[Saved data entries]
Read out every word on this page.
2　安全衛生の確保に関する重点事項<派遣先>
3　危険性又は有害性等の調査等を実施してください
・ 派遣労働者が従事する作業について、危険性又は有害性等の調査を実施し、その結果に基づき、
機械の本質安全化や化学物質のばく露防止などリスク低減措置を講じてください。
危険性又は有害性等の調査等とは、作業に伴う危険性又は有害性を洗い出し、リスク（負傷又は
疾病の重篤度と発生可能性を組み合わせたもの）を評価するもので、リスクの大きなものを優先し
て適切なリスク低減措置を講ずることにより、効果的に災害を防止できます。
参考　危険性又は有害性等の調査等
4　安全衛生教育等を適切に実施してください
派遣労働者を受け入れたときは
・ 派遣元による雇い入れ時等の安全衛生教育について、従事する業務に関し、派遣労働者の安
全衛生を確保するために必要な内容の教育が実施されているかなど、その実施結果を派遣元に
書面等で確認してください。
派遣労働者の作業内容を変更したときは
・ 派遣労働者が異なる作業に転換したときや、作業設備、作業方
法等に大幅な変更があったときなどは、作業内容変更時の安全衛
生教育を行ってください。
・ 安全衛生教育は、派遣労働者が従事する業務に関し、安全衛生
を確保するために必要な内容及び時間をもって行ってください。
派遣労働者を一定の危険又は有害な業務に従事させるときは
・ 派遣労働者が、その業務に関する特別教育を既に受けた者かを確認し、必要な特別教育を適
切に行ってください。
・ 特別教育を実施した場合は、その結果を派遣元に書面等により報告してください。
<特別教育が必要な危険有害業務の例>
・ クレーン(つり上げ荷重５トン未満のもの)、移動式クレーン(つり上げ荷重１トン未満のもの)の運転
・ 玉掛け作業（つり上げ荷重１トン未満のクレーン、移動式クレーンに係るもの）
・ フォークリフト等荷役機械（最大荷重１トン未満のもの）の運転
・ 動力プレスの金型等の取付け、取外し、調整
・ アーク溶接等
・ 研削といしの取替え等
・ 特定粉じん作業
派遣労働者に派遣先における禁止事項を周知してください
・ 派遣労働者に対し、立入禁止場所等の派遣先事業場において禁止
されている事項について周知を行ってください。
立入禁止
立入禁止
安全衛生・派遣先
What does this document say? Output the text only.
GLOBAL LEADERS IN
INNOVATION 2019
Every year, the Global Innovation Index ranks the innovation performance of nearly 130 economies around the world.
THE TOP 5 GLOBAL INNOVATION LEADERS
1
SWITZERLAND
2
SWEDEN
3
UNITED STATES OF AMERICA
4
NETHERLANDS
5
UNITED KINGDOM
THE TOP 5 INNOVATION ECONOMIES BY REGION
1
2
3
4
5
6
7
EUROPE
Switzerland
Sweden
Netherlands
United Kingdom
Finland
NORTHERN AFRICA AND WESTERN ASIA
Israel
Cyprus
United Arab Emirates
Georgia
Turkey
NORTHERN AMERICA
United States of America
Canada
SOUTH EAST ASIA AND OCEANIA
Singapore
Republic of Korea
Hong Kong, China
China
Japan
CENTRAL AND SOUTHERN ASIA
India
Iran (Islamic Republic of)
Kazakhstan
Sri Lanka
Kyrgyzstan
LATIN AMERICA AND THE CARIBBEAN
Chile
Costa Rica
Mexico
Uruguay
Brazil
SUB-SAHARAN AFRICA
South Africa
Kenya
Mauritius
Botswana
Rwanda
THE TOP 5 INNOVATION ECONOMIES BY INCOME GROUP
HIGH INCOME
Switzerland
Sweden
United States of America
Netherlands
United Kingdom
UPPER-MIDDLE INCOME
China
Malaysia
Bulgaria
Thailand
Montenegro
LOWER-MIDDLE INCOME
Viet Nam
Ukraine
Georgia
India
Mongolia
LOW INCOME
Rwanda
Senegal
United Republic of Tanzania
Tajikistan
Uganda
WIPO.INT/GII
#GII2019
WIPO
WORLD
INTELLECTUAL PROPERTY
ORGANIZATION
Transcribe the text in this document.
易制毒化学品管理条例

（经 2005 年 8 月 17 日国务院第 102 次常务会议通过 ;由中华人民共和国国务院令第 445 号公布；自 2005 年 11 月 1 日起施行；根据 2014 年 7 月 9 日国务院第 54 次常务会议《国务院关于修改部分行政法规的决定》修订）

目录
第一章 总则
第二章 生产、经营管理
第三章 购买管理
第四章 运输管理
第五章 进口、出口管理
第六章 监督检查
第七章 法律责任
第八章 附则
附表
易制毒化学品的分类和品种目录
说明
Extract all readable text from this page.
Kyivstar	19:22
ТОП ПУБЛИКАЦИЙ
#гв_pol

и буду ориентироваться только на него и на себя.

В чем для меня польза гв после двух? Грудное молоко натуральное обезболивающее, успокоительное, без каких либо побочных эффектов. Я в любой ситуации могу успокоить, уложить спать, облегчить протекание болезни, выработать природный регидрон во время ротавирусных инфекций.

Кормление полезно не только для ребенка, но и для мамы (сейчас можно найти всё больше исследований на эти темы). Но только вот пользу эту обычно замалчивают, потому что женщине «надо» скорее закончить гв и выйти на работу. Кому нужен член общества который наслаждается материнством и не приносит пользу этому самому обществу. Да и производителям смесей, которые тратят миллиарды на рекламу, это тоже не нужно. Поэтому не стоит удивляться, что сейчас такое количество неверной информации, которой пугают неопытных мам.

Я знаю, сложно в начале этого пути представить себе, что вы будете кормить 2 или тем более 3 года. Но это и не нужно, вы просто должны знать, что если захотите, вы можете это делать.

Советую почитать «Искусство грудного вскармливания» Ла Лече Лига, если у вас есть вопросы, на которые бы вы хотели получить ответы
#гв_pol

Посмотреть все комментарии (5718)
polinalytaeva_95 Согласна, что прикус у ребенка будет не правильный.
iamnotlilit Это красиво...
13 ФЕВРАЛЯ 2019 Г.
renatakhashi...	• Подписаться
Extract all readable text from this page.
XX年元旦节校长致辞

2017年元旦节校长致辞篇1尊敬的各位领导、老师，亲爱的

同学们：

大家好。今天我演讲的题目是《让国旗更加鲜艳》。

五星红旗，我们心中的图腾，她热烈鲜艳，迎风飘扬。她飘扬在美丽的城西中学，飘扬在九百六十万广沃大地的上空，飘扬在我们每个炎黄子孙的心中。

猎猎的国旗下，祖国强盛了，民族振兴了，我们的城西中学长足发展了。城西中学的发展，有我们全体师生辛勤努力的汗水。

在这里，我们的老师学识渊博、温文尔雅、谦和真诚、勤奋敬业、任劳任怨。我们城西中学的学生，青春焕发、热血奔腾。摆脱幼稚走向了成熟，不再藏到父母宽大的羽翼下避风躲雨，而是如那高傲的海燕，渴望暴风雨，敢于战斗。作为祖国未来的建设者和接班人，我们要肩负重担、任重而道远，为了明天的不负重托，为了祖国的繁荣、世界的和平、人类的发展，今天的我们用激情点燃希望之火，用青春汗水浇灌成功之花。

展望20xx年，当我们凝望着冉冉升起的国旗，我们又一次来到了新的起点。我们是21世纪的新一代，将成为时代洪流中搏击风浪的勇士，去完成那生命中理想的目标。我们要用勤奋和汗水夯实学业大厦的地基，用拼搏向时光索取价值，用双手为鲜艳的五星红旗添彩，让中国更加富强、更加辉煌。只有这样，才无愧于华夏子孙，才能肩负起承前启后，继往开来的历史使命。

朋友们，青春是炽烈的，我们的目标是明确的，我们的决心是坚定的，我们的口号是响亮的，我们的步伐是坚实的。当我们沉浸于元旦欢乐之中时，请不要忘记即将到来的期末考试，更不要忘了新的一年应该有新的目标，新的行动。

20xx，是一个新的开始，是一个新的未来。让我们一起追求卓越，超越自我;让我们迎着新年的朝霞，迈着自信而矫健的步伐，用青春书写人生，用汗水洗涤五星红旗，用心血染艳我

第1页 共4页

- GIVEN PROBLEM: Search the listing above for the string "MIDDLE". Copy every line that contains it.

- WORKED SOLUTION:
UPPER-MIDDLE INCOME
LOWER-MIDDLE INCOME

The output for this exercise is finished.